Excerpted records
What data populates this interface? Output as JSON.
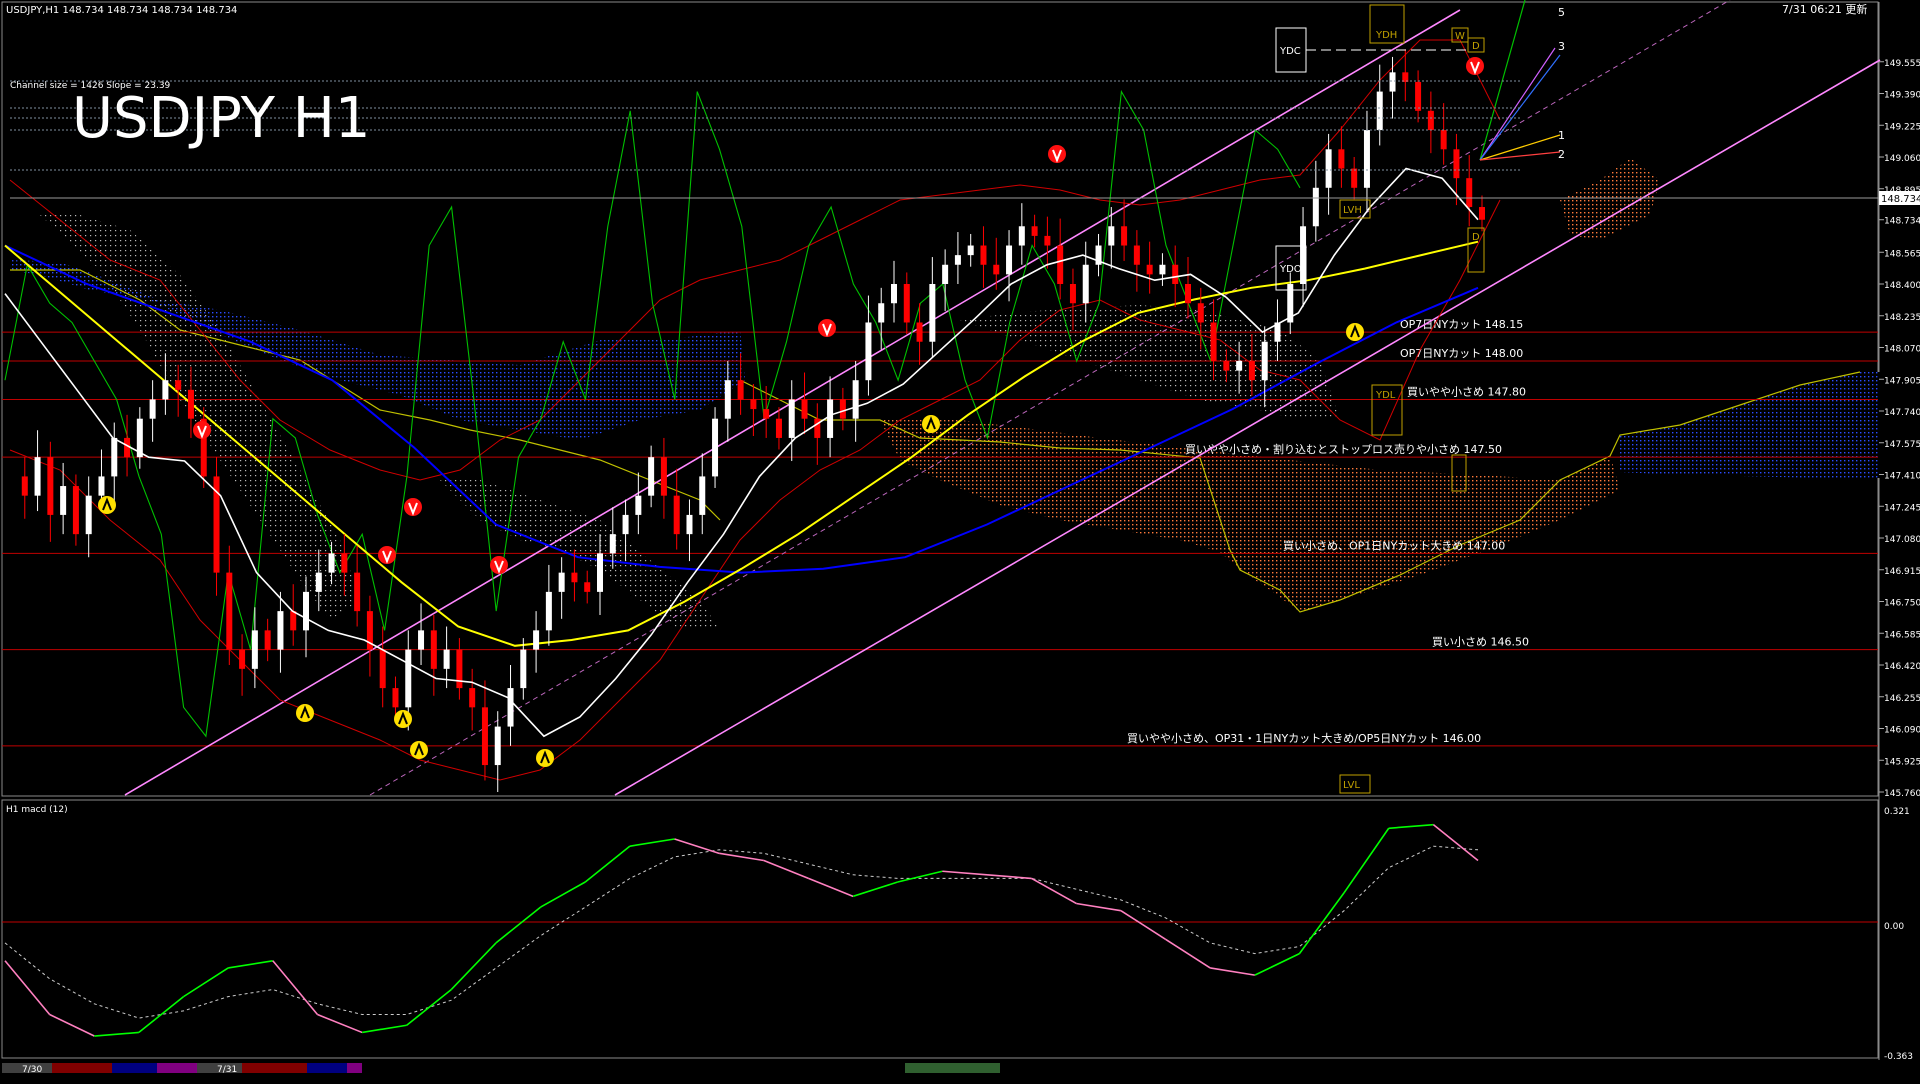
{
  "header": {
    "symbol_line": "USDJPY,H1  148.734 148.734 148.734 148.734",
    "update_label": "7/31 06:21 更新",
    "channel_info": "Channel size = 1426 Slope = 23.39",
    "big_title": "USDJPY H1"
  },
  "colors": {
    "background": "#000000",
    "grid": "#808080",
    "up_candle": "#ffffff",
    "down_candle": "#ff0000",
    "level_line": "#c00000",
    "channel": "#ff88ff",
    "ma_fast": "#ffffff",
    "ma_mid": "#ffff00",
    "ma_slow": "#0000ff",
    "chikou": "#00c000",
    "macd_up": "#00ff00",
    "macd_down": "#ff80c0",
    "signal": "#cccccc",
    "cloud_blue": "#2040ff",
    "cloud_orange": "#ff8040"
  },
  "chart_data": {
    "type": "candlestick",
    "symbol": "USDJPY",
    "timeframe": "H1",
    "ylim": [
      145.76,
      149.72
    ],
    "current_price": 148.734,
    "y_ticks": [
      "149.555",
      "149.390",
      "149.225",
      "149.060",
      "148.895",
      "148.734",
      "148.565",
      "148.400",
      "148.235",
      "148.070",
      "147.905",
      "147.740",
      "147.575",
      "147.410",
      "147.245",
      "147.080",
      "146.915",
      "146.750",
      "146.585",
      "146.420",
      "146.255",
      "146.090",
      "145.925",
      "145.760"
    ],
    "x_labels": [
      "7/30",
      "7/31"
    ],
    "levels": [
      {
        "price": 148.15,
        "label": "OP7日NYカット 148.15"
      },
      {
        "price": 148.0,
        "label": "OP7日NYカット 148.00"
      },
      {
        "price": 147.8,
        "label": "買いやや小さめ 147.80"
      },
      {
        "price": 147.5,
        "label": "買いやや小さめ・割り込むとストップロス売りや小さめ 147.50"
      },
      {
        "price": 147.0,
        "label": "買い小さめ、OP1日NYカット大きめ 147.00"
      },
      {
        "price": 146.5,
        "label": "買い小さめ 146.50"
      },
      {
        "price": 146.0,
        "label": "買いやや小さめ、OP31・1日NYカット大きめ/OP5日NYカット 146.00"
      }
    ],
    "box_labels": [
      "YDH",
      "YDC",
      "YDO",
      "YDL",
      "LVH",
      "LVL",
      "D",
      "W"
    ],
    "fan_labels": [
      "5",
      "3",
      "1",
      "2"
    ],
    "candles": [
      147.4,
      147.3,
      147.5,
      147.2,
      147.35,
      147.1,
      147.3,
      147.4,
      147.6,
      147.5,
      147.7,
      147.8,
      147.9,
      147.85,
      147.7,
      147.4,
      146.9,
      146.5,
      146.4,
      146.6,
      146.5,
      146.7,
      146.6,
      146.8,
      146.9,
      147.0,
      146.9,
      146.7,
      146.5,
      146.3,
      146.2,
      146.5,
      146.6,
      146.4,
      146.5,
      146.3,
      146.2,
      145.9,
      146.1,
      146.3,
      146.5,
      146.6,
      146.8,
      146.9,
      146.85,
      146.8,
      147.0,
      147.1,
      147.2,
      147.3,
      147.5,
      147.3,
      147.1,
      147.2,
      147.4,
      147.7,
      147.9,
      147.8,
      147.75,
      147.7,
      147.6,
      147.8,
      147.7,
      147.6,
      147.8,
      147.7,
      147.9,
      148.2,
      148.3,
      148.4,
      148.2,
      148.1,
      148.4,
      148.5,
      148.55,
      148.6,
      148.5,
      148.45,
      148.6,
      148.7,
      148.65,
      148.6,
      148.4,
      148.3,
      148.5,
      148.6,
      148.7,
      148.6,
      148.5,
      148.45,
      148.5,
      148.4,
      148.3,
      148.2,
      148.0,
      147.95,
      148.0,
      147.9,
      148.1,
      148.2,
      148.4,
      148.7,
      148.9,
      149.1,
      149.0,
      148.9,
      149.2,
      149.4,
      149.5,
      149.45,
      149.3,
      149.2,
      149.1,
      148.95,
      148.8,
      148.734
    ],
    "ma_fast": [
      148.35,
      148.1,
      147.85,
      147.6,
      147.5,
      147.48,
      147.3,
      146.9,
      146.7,
      146.6,
      146.55,
      146.45,
      146.35,
      146.33,
      146.25,
      146.05,
      146.15,
      146.35,
      146.58,
      146.85,
      147.1,
      147.4,
      147.6,
      147.72,
      147.78,
      147.88,
      148.05,
      148.22,
      148.4,
      148.5,
      148.55,
      148.48,
      148.42,
      148.45,
      148.33,
      148.15,
      148.25,
      148.55,
      148.8,
      149.0,
      148.95,
      148.734
    ],
    "ma_mid": [
      148.6,
      148.35,
      148.1,
      147.85,
      147.6,
      147.35,
      147.1,
      146.85,
      146.62,
      146.52,
      146.55,
      146.6,
      146.75,
      146.92,
      147.1,
      147.3,
      147.5,
      147.72,
      147.92,
      148.1,
      148.25,
      148.32,
      148.38,
      148.42,
      148.48,
      148.55,
      148.62
    ],
    "ma_slow": [
      148.6,
      148.4,
      148.25,
      148.1,
      147.9,
      147.55,
      147.15,
      146.98,
      146.93,
      146.9,
      146.92,
      146.98,
      147.15,
      147.35,
      147.55,
      147.75,
      147.98,
      148.2,
      148.38
    ],
    "chikou": [
      147.9,
      148.5,
      148.3,
      148.2,
      148.0,
      147.8,
      147.4,
      147.1,
      146.2,
      146.05,
      146.9,
      146.5,
      147.7,
      147.6,
      147.2,
      146.9,
      147.1,
      146.6,
      147.4,
      148.6,
      148.8,
      147.8,
      146.7,
      147.5,
      147.7,
      148.1,
      147.8,
      148.7,
      149.3,
      148.3,
      147.8,
      149.4,
      149.1,
      148.7,
      147.7,
      148.1,
      148.6,
      148.8,
      148.4,
      148.2,
      147.9,
      148.3,
      148.4,
      147.9,
      147.6,
      148.2,
      148.6,
      148.4,
      148.0,
      148.3,
      149.4,
      149.2,
      148.6,
      148.3,
      148.0,
      148.6,
      149.2,
      149.1,
      148.9
    ],
    "macd": {
      "label": "H1 macd (12)",
      "ylim": [
        -0.363,
        0.321
      ],
      "y_ticks": [
        "0.321",
        "0.00",
        "-0.363"
      ],
      "macd": [
        -0.1,
        -0.25,
        -0.31,
        -0.3,
        -0.2,
        -0.12,
        -0.1,
        -0.25,
        -0.3,
        -0.28,
        -0.18,
        -0.05,
        0.05,
        0.12,
        0.22,
        0.24,
        0.2,
        0.18,
        0.13,
        0.08,
        0.12,
        0.15,
        0.14,
        0.13,
        0.06,
        0.04,
        -0.04,
        -0.12,
        -0.14,
        -0.08,
        0.09,
        0.27,
        0.28,
        0.18
      ],
      "signal": [
        -0.05,
        -0.15,
        -0.22,
        -0.26,
        -0.24,
        -0.2,
        -0.18,
        -0.22,
        -0.25,
        -0.25,
        -0.21,
        -0.12,
        -0.03,
        0.05,
        0.13,
        0.19,
        0.21,
        0.2,
        0.17,
        0.14,
        0.13,
        0.13,
        0.13,
        0.13,
        0.1,
        0.07,
        0.02,
        -0.05,
        -0.08,
        -0.06,
        0.04,
        0.16,
        0.22,
        0.21
      ]
    }
  }
}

Exercise directions
Restate the records above in full, word for word. Keep pictures out.

Solution to the problem
What data populates this interface? Output as JSON.
{
  "header": {
    "symbol_line": "USDJPY,H1  148.734 148.734 148.734 148.734",
    "update_label": "7/31 06:21 更新",
    "channel_info": "Channel size = 1426 Slope = 23.39",
    "big_title": "USDJPY H1"
  },
  "colors": {
    "background": "#000000",
    "grid": "#808080",
    "up_candle": "#ffffff",
    "down_candle": "#ff0000",
    "level_line": "#c00000",
    "channel": "#ff88ff",
    "ma_fast": "#ffffff",
    "ma_mid": "#ffff00",
    "ma_slow": "#0000ff",
    "chikou": "#00c000",
    "macd_up": "#00ff00",
    "macd_down": "#ff80c0",
    "signal": "#cccccc",
    "cloud_blue": "#2040ff",
    "cloud_orange": "#ff8040"
  },
  "chart_data": {
    "type": "candlestick",
    "symbol": "USDJPY",
    "timeframe": "H1",
    "ylim": [
      145.76,
      149.72
    ],
    "current_price": 148.734,
    "y_ticks": [
      "149.555",
      "149.390",
      "149.225",
      "149.060",
      "148.895",
      "148.734",
      "148.565",
      "148.400",
      "148.235",
      "148.070",
      "147.905",
      "147.740",
      "147.575",
      "147.410",
      "147.245",
      "147.080",
      "146.915",
      "146.750",
      "146.585",
      "146.420",
      "146.255",
      "146.090",
      "145.925",
      "145.760"
    ],
    "x_labels": [
      "7/30",
      "7/31"
    ],
    "levels": [
      {
        "price": 148.15,
        "label": "OP7日NYカット 148.15"
      },
      {
        "price": 148.0,
        "label": "OP7日NYカット 148.00"
      },
      {
        "price": 147.8,
        "label": "買いやや小さめ 147.80"
      },
      {
        "price": 147.5,
        "label": "買いやや小さめ・割り込むとストップロス売りや小さめ 147.50"
      },
      {
        "price": 147.0,
        "label": "買い小さめ、OP1日NYカット大きめ 147.00"
      },
      {
        "price": 146.5,
        "label": "買い小さめ 146.50"
      },
      {
        "price": 146.0,
        "label": "買いやや小さめ、OP31・1日NYカット大きめ/OP5日NYカット 146.00"
      }
    ],
    "box_labels": [
      "YDH",
      "YDC",
      "YDO",
      "YDL",
      "LVH",
      "LVL",
      "D",
      "W"
    ],
    "fan_labels": [
      "5",
      "3",
      "1",
      "2"
    ],
    "candles": [
      147.4,
      147.3,
      147.5,
      147.2,
      147.35,
      147.1,
      147.3,
      147.4,
      147.6,
      147.5,
      147.7,
      147.8,
      147.9,
      147.85,
      147.7,
      147.4,
      146.9,
      146.5,
      146.4,
      146.6,
      146.5,
      146.7,
      146.6,
      146.8,
      146.9,
      147.0,
      146.9,
      146.7,
      146.5,
      146.3,
      146.2,
      146.5,
      146.6,
      146.4,
      146.5,
      146.3,
      146.2,
      145.9,
      146.1,
      146.3,
      146.5,
      146.6,
      146.8,
      146.9,
      146.85,
      146.8,
      147.0,
      147.1,
      147.2,
      147.3,
      147.5,
      147.3,
      147.1,
      147.2,
      147.4,
      147.7,
      147.9,
      147.8,
      147.75,
      147.7,
      147.6,
      147.8,
      147.7,
      147.6,
      147.8,
      147.7,
      147.9,
      148.2,
      148.3,
      148.4,
      148.2,
      148.1,
      148.4,
      148.5,
      148.55,
      148.6,
      148.5,
      148.45,
      148.6,
      148.7,
      148.65,
      148.6,
      148.4,
      148.3,
      148.5,
      148.6,
      148.7,
      148.6,
      148.5,
      148.45,
      148.5,
      148.4,
      148.3,
      148.2,
      148.0,
      147.95,
      148.0,
      147.9,
      148.1,
      148.2,
      148.4,
      148.7,
      148.9,
      149.1,
      149.0,
      148.9,
      149.2,
      149.4,
      149.5,
      149.45,
      149.3,
      149.2,
      149.1,
      148.95,
      148.8,
      148.734
    ],
    "ma_fast": [
      148.35,
      148.1,
      147.85,
      147.6,
      147.5,
      147.48,
      147.3,
      146.9,
      146.7,
      146.6,
      146.55,
      146.45,
      146.35,
      146.33,
      146.25,
      146.05,
      146.15,
      146.35,
      146.58,
      146.85,
      147.1,
      147.4,
      147.6,
      147.72,
      147.78,
      147.88,
      148.05,
      148.22,
      148.4,
      148.5,
      148.55,
      148.48,
      148.42,
      148.45,
      148.33,
      148.15,
      148.25,
      148.55,
      148.8,
      149.0,
      148.95,
      148.734
    ],
    "ma_mid": [
      148.6,
      148.35,
      148.1,
      147.85,
      147.6,
      147.35,
      147.1,
      146.85,
      146.62,
      146.52,
      146.55,
      146.6,
      146.75,
      146.92,
      147.1,
      147.3,
      147.5,
      147.72,
      147.92,
      148.1,
      148.25,
      148.32,
      148.38,
      148.42,
      148.48,
      148.55,
      148.62
    ],
    "ma_slow": [
      148.6,
      148.4,
      148.25,
      148.1,
      147.9,
      147.55,
      147.15,
      146.98,
      146.93,
      146.9,
      146.92,
      146.98,
      147.15,
      147.35,
      147.55,
      147.75,
      147.98,
      148.2,
      148.38
    ],
    "chikou": [
      147.9,
      148.5,
      148.3,
      148.2,
      148.0,
      147.8,
      147.4,
      147.1,
      146.2,
      146.05,
      146.9,
      146.5,
      147.7,
      147.6,
      147.2,
      146.9,
      147.1,
      146.6,
      147.4,
      148.6,
      148.8,
      147.8,
      146.7,
      147.5,
      147.7,
      148.1,
      147.8,
      148.7,
      149.3,
      148.3,
      147.8,
      149.4,
      149.1,
      148.7,
      147.7,
      148.1,
      148.6,
      148.8,
      148.4,
      148.2,
      147.9,
      148.3,
      148.4,
      147.9,
      147.6,
      148.2,
      148.6,
      148.4,
      148.0,
      148.3,
      149.4,
      149.2,
      148.6,
      148.3,
      148.0,
      148.6,
      149.2,
      149.1,
      148.9
    ],
    "macd": {
      "label": "H1 macd (12)",
      "ylim": [
        -0.363,
        0.321
      ],
      "y_ticks": [
        "0.321",
        "0.00",
        "-0.363"
      ],
      "macd": [
        -0.1,
        -0.25,
        -0.31,
        -0.3,
        -0.2,
        -0.12,
        -0.1,
        -0.25,
        -0.3,
        -0.28,
        -0.18,
        -0.05,
        0.05,
        0.12,
        0.22,
        0.24,
        0.2,
        0.18,
        0.13,
        0.08,
        0.12,
        0.15,
        0.14,
        0.13,
        0.06,
        0.04,
        -0.04,
        -0.12,
        -0.14,
        -0.08,
        0.09,
        0.27,
        0.28,
        0.18
      ],
      "signal": [
        -0.05,
        -0.15,
        -0.22,
        -0.26,
        -0.24,
        -0.2,
        -0.18,
        -0.22,
        -0.25,
        -0.25,
        -0.21,
        -0.12,
        -0.03,
        0.05,
        0.13,
        0.19,
        0.21,
        0.2,
        0.17,
        0.14,
        0.13,
        0.13,
        0.13,
        0.13,
        0.1,
        0.07,
        0.02,
        -0.05,
        -0.08,
        -0.06,
        0.04,
        0.16,
        0.22,
        0.21
      ]
    }
  }
}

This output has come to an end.